• **Problems**:
1. Answer these questions from the SelectionDAG commit:
(a) Which opcode does forceExpandWideMul use in place of ISD::SRL for a signed wide multiply?
(b) Under what condition can the Signed flag be set?
(c) Into how many pieces does the expansion split the 2 inputs?
2. Write what comes next in the SelectionDAG multiply-expansion commit, picking up after its last line.

• **Source excerpt**:
[SelectionDAG] Share code for two of our multiply expansions. NFC

topperc · topperc · commit 0f0c16114254 · 2025-01-24T00:00:23.000-08:00
ExpandIntRes_MUL and forceExpandWideMul have very similar code.
ExpandIntRes_MUL calculates Lo and Hi half result from the 2 sources
with Hi and Lo halves. forceExpandWideMul calculates the Lo and Hi
half of the full product of 2 values.

The only differences are that forceExpandWideMul uses ISD::SRA
instead of ISD::SRL for a signed wide multiply. ExpandIntRes_MUL
needs 2 additionals multiplies and 2 adds to multiply HiRHS*LHS and
HiLHS*RHS and add them to Hi.

This patch introduces a new function that takes HiLHS and HiRHS as
optional values. If they are not null, they will be used in the
calculation of the Hi half. The Signed flag can only be set when
HiLHS/HiRHS are null.
diff --git a/llvm/include/llvm/CodeGen/TargetLowering.h b/llvm/include/llvm/CodeGen/TargetLowering.h
@@ -5499,6 +5499,15 @@ class TargetLowering : public TargetLoweringBase {
   bool expandMULO(SDNode *Node, SDValue &Result, SDValue &Overflow,
                   SelectionDAG &DAG) const;
 
+  /// Calculate the product twice the width of LHS and RHS. If HiLHS/HiRHS are
+  /// non-null they will be included in the multiplication. The expansion works
+  /// by splitting the 2 inputs into 4 pieces that we can multiply and add
+  /// together without neding MULH or MUL_LOHI.

• **Data records**:
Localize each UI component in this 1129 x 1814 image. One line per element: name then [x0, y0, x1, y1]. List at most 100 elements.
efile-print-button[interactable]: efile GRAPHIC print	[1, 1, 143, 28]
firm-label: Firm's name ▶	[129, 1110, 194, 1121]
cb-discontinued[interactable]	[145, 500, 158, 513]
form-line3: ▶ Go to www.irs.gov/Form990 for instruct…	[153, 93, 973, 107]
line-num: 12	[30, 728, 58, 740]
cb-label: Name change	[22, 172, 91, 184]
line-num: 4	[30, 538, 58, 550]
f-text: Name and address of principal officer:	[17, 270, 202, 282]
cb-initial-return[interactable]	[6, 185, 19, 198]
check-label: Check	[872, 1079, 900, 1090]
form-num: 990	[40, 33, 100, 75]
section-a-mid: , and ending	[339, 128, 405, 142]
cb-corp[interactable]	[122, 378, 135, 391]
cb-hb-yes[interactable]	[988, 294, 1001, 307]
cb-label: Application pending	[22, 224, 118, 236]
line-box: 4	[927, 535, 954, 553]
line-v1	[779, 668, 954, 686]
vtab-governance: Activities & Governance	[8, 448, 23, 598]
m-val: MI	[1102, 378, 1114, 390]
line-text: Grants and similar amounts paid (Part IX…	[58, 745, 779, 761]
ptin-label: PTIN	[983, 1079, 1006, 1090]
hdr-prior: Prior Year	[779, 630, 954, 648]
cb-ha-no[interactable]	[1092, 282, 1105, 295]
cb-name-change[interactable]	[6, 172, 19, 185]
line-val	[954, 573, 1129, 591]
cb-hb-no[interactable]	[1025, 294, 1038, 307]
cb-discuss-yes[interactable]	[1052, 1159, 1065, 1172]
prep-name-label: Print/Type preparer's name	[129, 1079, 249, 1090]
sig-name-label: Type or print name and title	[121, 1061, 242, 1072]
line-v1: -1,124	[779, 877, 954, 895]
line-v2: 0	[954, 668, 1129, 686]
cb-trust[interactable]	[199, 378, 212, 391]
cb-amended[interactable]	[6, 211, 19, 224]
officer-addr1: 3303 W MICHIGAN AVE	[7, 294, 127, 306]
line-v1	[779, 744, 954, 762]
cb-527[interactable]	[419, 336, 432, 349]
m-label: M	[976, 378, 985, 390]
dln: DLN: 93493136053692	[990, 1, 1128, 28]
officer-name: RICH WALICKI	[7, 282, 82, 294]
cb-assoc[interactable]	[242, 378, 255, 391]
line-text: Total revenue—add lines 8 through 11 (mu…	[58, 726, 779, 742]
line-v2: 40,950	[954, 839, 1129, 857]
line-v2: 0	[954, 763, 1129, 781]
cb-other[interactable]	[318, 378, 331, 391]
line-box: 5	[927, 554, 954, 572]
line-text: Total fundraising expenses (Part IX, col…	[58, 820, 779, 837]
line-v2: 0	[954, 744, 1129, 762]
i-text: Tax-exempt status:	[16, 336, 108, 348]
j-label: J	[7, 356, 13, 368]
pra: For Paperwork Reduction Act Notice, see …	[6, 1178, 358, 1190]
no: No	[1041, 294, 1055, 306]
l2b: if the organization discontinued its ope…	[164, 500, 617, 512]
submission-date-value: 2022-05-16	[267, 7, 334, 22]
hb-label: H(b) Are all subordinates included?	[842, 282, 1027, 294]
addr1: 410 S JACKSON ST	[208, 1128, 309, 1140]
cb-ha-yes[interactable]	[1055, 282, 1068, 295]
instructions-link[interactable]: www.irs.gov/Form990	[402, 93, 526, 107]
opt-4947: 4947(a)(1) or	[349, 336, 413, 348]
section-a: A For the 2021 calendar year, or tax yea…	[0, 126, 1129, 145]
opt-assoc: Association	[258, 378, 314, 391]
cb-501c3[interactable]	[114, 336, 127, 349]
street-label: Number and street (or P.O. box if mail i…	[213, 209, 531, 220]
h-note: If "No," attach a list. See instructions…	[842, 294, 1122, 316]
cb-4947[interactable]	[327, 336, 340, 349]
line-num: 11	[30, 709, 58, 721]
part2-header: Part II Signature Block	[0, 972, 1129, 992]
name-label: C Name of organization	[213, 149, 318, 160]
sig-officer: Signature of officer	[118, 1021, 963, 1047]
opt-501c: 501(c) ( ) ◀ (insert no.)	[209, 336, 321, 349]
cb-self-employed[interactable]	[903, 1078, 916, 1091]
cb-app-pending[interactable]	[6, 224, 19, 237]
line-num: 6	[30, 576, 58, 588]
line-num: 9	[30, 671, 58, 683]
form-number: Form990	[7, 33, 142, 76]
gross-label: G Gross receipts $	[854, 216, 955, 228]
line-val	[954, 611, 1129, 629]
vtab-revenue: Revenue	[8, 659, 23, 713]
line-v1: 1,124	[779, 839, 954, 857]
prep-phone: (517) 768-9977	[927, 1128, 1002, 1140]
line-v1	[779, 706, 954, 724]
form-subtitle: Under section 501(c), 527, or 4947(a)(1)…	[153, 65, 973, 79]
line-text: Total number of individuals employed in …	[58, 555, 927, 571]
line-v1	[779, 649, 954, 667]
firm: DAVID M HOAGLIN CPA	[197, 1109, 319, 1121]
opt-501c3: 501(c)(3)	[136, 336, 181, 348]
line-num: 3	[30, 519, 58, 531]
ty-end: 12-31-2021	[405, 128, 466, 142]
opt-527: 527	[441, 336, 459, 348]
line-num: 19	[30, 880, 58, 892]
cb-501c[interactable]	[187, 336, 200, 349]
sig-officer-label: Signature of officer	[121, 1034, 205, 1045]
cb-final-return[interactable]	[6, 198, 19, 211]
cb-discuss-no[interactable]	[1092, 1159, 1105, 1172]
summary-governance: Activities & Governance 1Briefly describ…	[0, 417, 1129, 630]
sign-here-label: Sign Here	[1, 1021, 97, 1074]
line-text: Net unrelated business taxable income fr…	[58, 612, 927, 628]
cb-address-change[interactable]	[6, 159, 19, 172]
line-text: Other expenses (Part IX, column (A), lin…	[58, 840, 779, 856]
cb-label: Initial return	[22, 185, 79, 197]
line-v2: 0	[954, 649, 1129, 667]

• **Expected results**:
1.
(a) ISD::SRA
(b) Only when HiLHS/HiRHS are null.
(c) 4 pieces

2.
+  void forceExpandMUL(SelectionDAG &DAG, const SDLoc &dl, bool Signed,
+                      SDValue &Lo, SDValue &Hi, SDValue LHS, SDValue RHS,
+                      SDValue HiLHS = SDValue(),
+                      SDValue HiRHS = SDValue()) const;
+
   /// Calculate full product of LHS and RHS either via a libcall or through
   /// brute force expansion of the multiplication. The expansion works by
   /// splitting the 2 inputs into 4 pieces that we can multiply and add together
diff --git a/llvm/lib/CodeGen/SelectionDAG/LegalizeIntegerTypes.cpp b/llvm/lib/CodeGen/SelectionDAG/LegalizeIntegerTypes.cpp
@@ -4294,44 +4294,7 @@ void DAGTypeLegalizer::ExpandIntRes_MUL(SDNode *N,
     LC = RTLIB::MUL_I128;
 
   if (LC == RTLIB::UNKNOWN_LIBCALL || !TLI.getLibcallName(LC)) {
-    // We'll expand the multiplication by brute force because we have no other
-    // options. This is a trivially-generalized version of the code from
-    // Hacker's Delight (itself derived from Knuth's Algorithm M from section
-    // 4.3.1).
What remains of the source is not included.